*What is expected*. Pull out all lines from the listing below in which the word "Template" appears.

═════ The records ═════

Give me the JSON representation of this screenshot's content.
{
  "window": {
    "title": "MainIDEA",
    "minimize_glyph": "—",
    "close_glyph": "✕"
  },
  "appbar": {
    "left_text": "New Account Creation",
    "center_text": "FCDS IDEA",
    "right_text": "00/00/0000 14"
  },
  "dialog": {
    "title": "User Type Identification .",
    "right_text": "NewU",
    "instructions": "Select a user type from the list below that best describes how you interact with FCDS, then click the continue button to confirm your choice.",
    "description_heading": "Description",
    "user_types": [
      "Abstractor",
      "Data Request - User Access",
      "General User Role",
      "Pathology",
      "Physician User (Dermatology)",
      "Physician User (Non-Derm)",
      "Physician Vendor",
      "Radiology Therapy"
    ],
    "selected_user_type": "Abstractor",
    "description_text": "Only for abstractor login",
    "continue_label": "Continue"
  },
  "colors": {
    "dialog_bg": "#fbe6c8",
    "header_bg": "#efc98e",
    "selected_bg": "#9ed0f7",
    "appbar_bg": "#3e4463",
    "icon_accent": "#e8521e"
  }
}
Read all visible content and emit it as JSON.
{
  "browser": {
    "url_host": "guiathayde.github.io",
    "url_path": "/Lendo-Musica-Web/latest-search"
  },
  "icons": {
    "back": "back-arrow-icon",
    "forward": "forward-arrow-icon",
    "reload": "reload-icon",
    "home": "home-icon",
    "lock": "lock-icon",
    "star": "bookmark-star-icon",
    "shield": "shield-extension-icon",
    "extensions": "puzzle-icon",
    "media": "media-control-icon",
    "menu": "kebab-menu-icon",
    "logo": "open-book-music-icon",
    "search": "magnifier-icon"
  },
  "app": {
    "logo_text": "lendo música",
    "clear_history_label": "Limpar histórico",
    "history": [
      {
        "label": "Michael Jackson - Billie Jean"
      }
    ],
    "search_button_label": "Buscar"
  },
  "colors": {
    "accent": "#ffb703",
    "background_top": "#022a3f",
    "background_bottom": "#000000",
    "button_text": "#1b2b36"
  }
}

═════
═════ The records ═════

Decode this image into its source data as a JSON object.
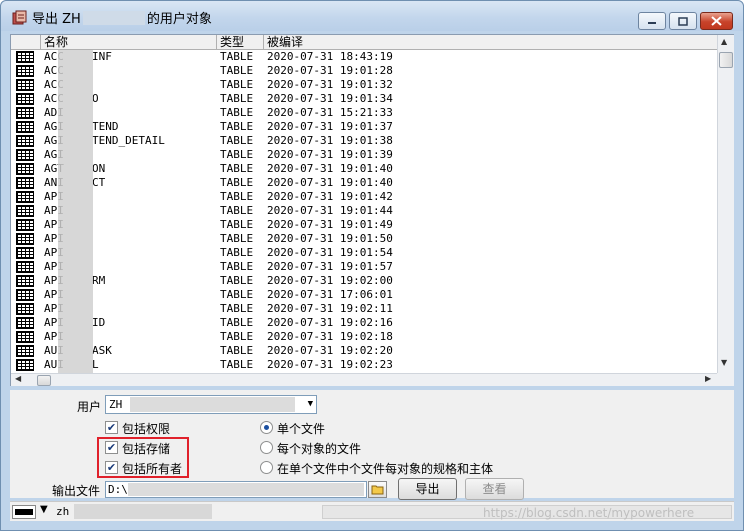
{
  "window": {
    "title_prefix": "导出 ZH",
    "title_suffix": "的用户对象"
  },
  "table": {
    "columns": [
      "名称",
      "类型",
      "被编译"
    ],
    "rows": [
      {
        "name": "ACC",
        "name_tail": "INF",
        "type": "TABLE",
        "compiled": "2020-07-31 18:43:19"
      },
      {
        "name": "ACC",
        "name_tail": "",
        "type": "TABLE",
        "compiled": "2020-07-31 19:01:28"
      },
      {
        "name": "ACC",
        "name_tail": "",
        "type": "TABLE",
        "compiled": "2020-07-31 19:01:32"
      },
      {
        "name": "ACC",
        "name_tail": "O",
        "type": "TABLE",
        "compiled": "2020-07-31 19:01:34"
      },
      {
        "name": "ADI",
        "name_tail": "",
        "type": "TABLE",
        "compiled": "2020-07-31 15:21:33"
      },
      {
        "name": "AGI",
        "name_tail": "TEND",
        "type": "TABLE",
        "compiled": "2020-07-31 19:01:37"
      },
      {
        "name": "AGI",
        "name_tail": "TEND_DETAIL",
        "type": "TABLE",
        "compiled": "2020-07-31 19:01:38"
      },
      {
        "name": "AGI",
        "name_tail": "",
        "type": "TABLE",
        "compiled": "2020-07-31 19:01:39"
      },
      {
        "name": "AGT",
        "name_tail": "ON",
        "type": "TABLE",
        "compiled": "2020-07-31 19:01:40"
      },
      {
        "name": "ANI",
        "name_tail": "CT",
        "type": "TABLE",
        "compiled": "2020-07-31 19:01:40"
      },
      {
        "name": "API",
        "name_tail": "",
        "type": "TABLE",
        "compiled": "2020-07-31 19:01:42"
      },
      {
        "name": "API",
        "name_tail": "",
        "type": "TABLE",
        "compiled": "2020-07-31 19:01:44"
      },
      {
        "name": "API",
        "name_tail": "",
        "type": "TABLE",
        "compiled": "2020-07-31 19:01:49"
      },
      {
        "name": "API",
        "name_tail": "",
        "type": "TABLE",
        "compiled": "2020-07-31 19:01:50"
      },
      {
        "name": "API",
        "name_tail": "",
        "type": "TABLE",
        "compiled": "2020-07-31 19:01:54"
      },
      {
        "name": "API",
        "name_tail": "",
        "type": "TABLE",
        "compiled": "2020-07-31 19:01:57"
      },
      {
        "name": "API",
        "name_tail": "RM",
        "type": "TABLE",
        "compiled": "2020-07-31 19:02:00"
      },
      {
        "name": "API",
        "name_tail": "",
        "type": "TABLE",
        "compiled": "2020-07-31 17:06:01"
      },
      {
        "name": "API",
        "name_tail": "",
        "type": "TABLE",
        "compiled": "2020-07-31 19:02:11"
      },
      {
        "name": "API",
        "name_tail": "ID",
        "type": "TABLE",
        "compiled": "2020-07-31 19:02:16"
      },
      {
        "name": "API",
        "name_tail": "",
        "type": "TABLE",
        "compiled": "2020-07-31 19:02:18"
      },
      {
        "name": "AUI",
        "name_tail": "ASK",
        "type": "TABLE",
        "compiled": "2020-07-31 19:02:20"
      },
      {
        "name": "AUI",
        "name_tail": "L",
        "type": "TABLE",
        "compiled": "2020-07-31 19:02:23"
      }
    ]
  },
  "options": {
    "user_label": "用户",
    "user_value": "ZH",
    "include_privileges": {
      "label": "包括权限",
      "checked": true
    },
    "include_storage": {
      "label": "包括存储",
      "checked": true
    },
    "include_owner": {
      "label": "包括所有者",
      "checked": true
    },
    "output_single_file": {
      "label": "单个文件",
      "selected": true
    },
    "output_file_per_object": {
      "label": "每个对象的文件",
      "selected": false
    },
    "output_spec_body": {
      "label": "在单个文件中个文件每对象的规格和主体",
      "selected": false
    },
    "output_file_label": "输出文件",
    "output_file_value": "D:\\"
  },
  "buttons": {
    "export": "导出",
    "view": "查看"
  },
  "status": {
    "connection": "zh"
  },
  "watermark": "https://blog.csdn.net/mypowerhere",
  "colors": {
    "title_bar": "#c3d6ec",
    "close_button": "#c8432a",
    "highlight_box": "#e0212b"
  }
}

═════
═════ The records ═════

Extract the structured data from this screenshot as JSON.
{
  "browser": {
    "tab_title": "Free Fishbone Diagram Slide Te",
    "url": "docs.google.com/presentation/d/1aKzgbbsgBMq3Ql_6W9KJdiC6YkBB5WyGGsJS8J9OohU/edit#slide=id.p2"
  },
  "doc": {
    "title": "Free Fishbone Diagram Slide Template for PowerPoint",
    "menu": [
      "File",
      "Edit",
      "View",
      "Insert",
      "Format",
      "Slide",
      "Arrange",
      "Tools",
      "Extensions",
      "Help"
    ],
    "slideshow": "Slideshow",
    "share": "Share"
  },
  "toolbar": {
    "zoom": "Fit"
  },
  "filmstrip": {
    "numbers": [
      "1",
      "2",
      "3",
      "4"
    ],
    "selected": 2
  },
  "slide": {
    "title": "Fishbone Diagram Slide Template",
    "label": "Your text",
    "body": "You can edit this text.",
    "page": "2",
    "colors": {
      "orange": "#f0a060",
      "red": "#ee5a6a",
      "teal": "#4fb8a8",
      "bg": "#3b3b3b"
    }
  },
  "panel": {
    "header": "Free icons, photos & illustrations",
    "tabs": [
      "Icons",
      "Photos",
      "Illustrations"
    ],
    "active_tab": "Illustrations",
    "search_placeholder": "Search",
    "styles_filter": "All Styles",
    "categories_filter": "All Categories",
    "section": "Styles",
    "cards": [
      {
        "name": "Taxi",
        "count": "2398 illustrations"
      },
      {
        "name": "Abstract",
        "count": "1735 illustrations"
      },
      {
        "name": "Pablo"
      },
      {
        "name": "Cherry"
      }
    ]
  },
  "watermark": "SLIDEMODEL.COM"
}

═════

*Completed task*.
    "title": "Free Fishbone Diagram Slide Template for PowerPoint",
    "title": "Fishbone Diagram Slide Template",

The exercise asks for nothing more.